• [Work instructions] Work out the number of lines with the word "square" in the material below, then reply with that number only.

• [Data provided]
··········

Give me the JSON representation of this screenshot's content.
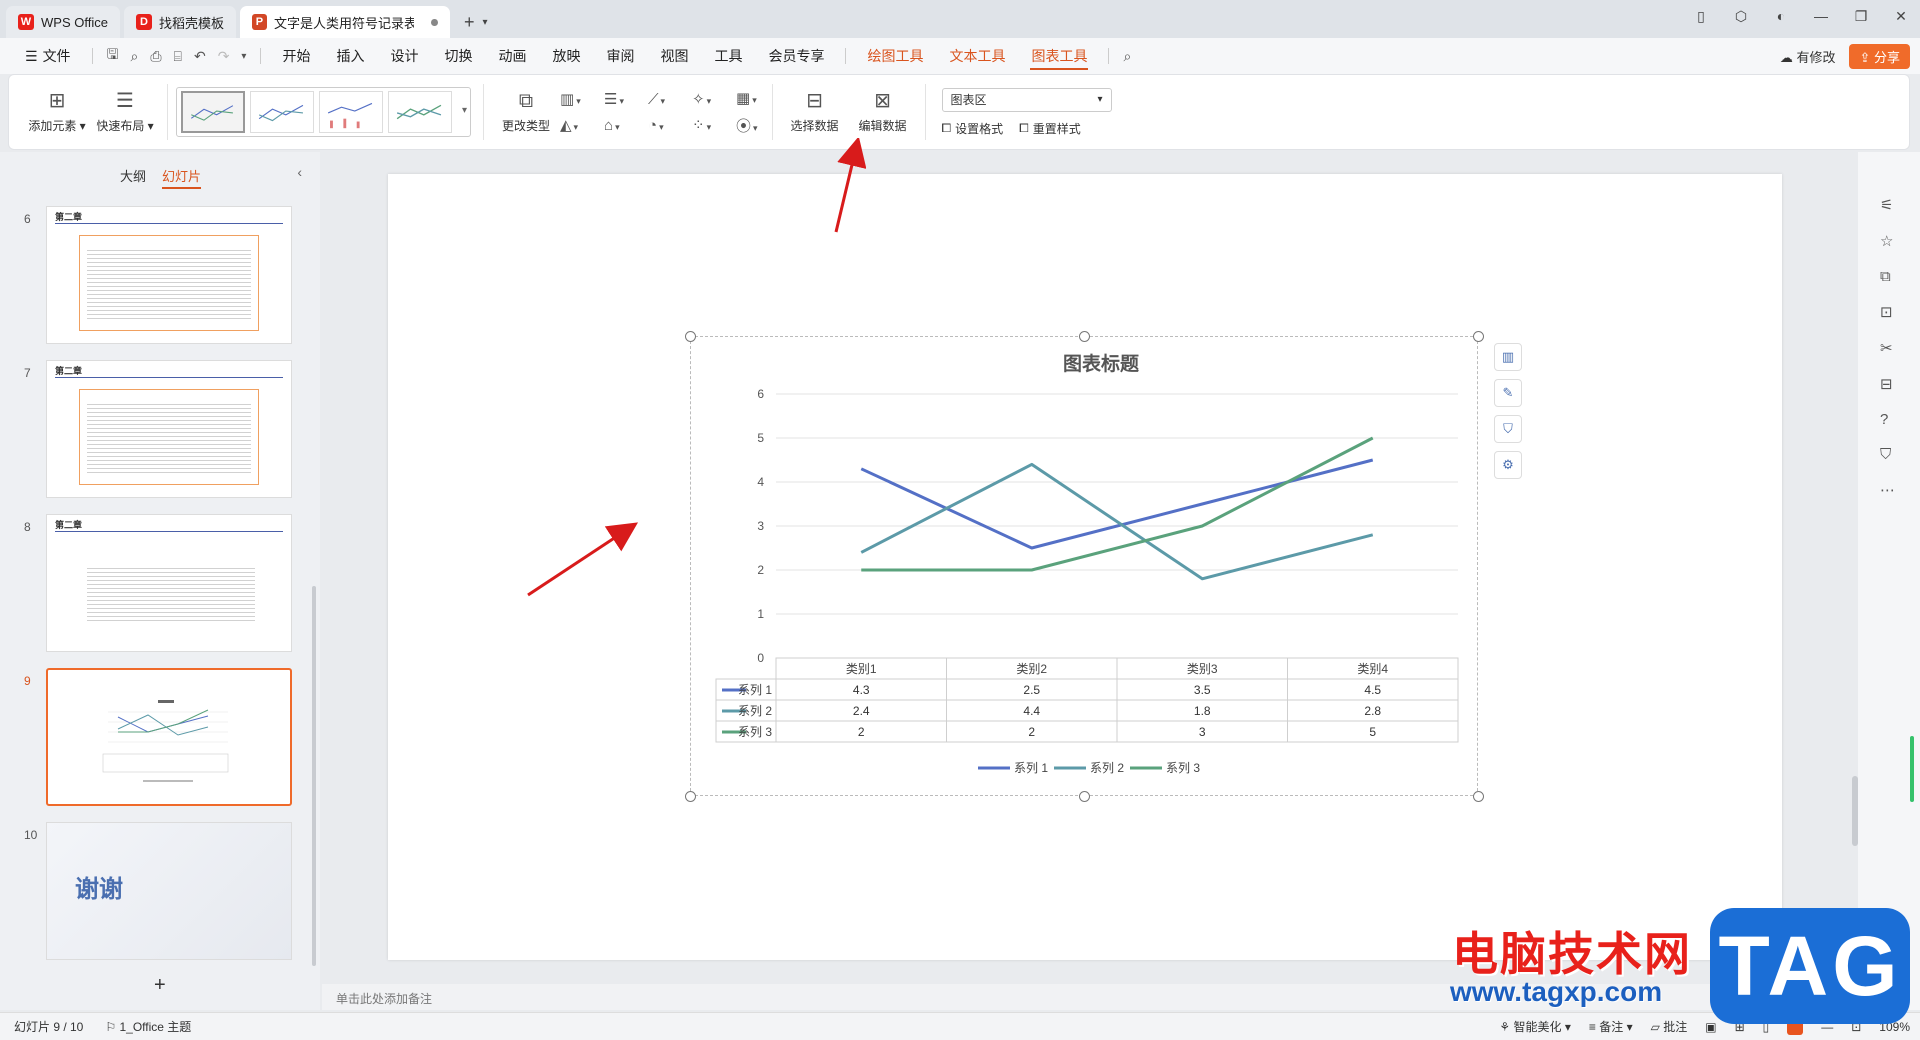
{
  "tabs": [
    {
      "label": "WPS Office",
      "logo": "W",
      "color": "#e8211b"
    },
    {
      "label": "找稻壳模板",
      "logo": "D",
      "color": "#e8211b"
    },
    {
      "label": "文字是人类用符号记录表达信息以",
      "logo": "P",
      "color": "#d24726"
    }
  ],
  "menu": {
    "file": "文件",
    "items": [
      "开始",
      "插入",
      "设计",
      "切换",
      "动画",
      "放映",
      "审阅",
      "视图",
      "工具",
      "会员专享"
    ],
    "context": [
      "绘图工具",
      "文本工具",
      "图表工具"
    ],
    "selected": "图表工具",
    "modified": "有修改",
    "share": "分享"
  },
  "ribbon": {
    "add_element": "添加元素",
    "quick_layout": "快速布局",
    "change_type": "更改类型",
    "select_data": "选择数据",
    "edit_data": "编辑数据",
    "chart_area": "图表区",
    "set_format": "设置格式",
    "reset_style": "重置样式"
  },
  "left_panel": {
    "tab_outline": "大纲",
    "tab_slides": "幻灯片",
    "slides": [
      {
        "num": "6",
        "title": "第二章"
      },
      {
        "num": "7",
        "title": "第二章"
      },
      {
        "num": "8",
        "title": "第二章"
      },
      {
        "num": "9",
        "title": ""
      },
      {
        "num": "10",
        "title": "谢谢"
      }
    ],
    "add": "+"
  },
  "chart_data": {
    "type": "line",
    "title": "图表标题",
    "categories": [
      "类别1",
      "类别2",
      "类别3",
      "类别4"
    ],
    "series": [
      {
        "name": "系列 1",
        "color": "#5470c6",
        "values": [
          4.3,
          2.5,
          3.5,
          4.5
        ]
      },
      {
        "name": "系列 2",
        "color": "#5c9aa8",
        "values": [
          2.4,
          4.4,
          1.8,
          2.8
        ]
      },
      {
        "name": "系列 3",
        "color": "#5aa27c",
        "values": [
          2,
          2,
          3,
          5
        ]
      }
    ],
    "ylim": [
      0,
      6
    ],
    "yticks": [
      0,
      1,
      2,
      3,
      4,
      5,
      6
    ],
    "grid": true,
    "legend": "bottom",
    "data_table": true
  },
  "notes_placeholder": "单击此处添加备注",
  "status": {
    "slide": "幻灯片 9 / 10",
    "theme": "1_Office 主题",
    "beautify": "智能美化",
    "notes": "备注",
    "comments": "批注",
    "zoom": "109%"
  },
  "watermark": {
    "cn": "电脑技术网",
    "url": "www.tagxp.com",
    "tag": "TAG"
  }
}
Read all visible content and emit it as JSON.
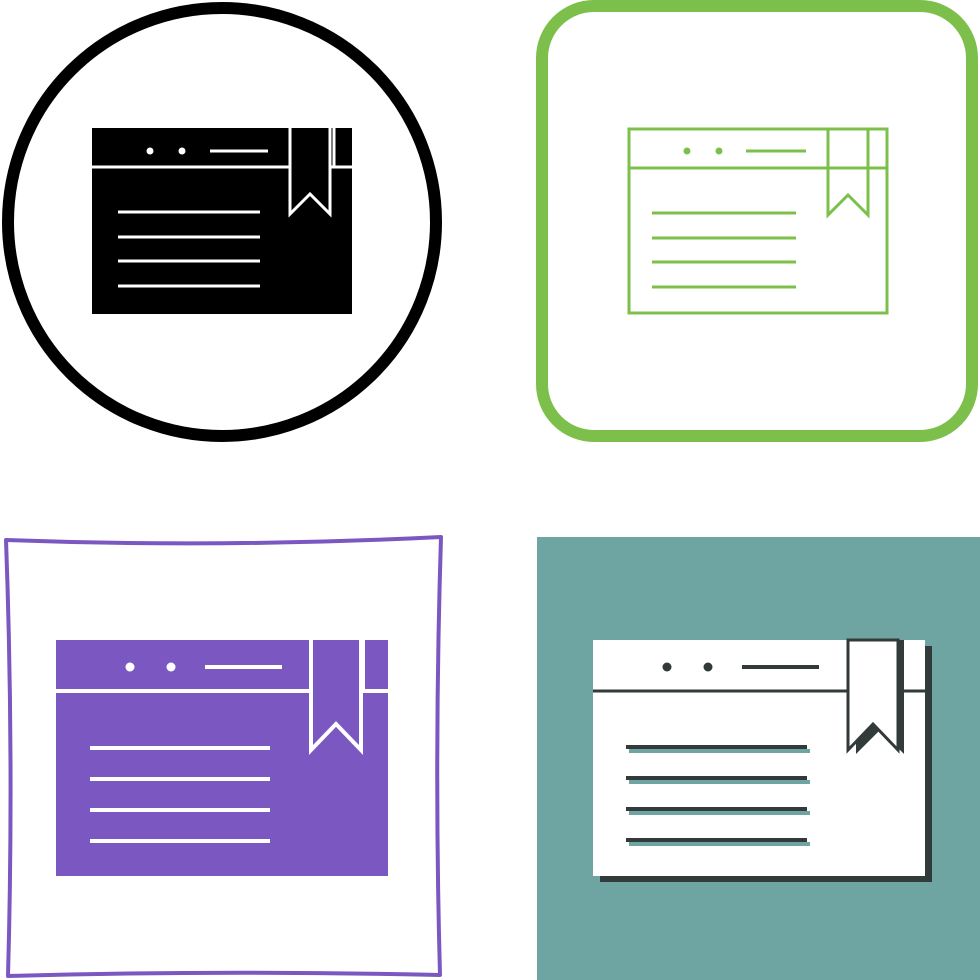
{
  "colors": {
    "black": "#000000",
    "green": "#7cc04b",
    "purple": "#7b57c1",
    "teal": "#6ea5a3",
    "dark": "#333a3a",
    "white": "#ffffff"
  },
  "variants": [
    {
      "style": "glyph",
      "frame": "circle",
      "frame_color": "#000000",
      "icon_color": "#000000"
    },
    {
      "style": "outline",
      "frame": "rounded-square",
      "frame_color": "#7cc04b",
      "icon_color": "#7cc04b"
    },
    {
      "style": "filled",
      "frame": "hand-drawn-square",
      "frame_color": "#7b57c1",
      "icon_color": "#7b57c1"
    },
    {
      "style": "flat-shadow",
      "frame": "filled-square",
      "frame_color": "#6ea5a3",
      "icon_color": "#ffffff"
    }
  ],
  "icon": "bookmarked-browser-window-icon"
}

··········

• [Reply] 3